### AVAILABLE DATA:

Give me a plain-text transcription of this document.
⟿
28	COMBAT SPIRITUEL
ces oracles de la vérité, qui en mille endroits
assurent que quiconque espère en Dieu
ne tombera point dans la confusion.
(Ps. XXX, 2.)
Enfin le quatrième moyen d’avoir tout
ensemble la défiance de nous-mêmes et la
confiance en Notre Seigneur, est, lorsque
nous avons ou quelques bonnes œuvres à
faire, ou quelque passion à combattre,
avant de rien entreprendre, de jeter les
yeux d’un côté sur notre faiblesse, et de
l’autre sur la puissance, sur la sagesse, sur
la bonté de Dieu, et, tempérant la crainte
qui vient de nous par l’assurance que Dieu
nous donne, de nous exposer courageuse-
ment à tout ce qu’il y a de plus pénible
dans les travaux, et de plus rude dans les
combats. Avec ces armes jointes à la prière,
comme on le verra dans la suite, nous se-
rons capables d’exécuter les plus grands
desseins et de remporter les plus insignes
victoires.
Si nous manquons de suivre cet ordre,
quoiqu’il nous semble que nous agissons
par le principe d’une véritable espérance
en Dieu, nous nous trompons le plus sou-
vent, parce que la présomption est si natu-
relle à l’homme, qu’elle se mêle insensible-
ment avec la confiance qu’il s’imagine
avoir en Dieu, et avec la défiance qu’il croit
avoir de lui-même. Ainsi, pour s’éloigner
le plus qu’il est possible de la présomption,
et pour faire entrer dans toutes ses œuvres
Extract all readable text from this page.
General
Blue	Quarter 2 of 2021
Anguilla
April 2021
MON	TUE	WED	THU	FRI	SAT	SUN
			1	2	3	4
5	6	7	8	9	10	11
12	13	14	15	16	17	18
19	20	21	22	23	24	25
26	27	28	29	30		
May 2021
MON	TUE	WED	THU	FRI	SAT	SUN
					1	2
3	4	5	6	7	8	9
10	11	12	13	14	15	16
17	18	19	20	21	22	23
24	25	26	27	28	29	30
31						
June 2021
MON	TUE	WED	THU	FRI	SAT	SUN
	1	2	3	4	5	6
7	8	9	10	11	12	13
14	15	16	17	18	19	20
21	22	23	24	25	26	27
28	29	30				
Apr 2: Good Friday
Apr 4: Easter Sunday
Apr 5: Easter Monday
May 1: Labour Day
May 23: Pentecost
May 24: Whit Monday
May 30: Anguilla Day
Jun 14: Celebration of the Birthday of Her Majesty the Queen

### TO DO:
What is the number of lines above that hold the string "pour"? Answer with that number alone.

### TASK SOLUTION:
2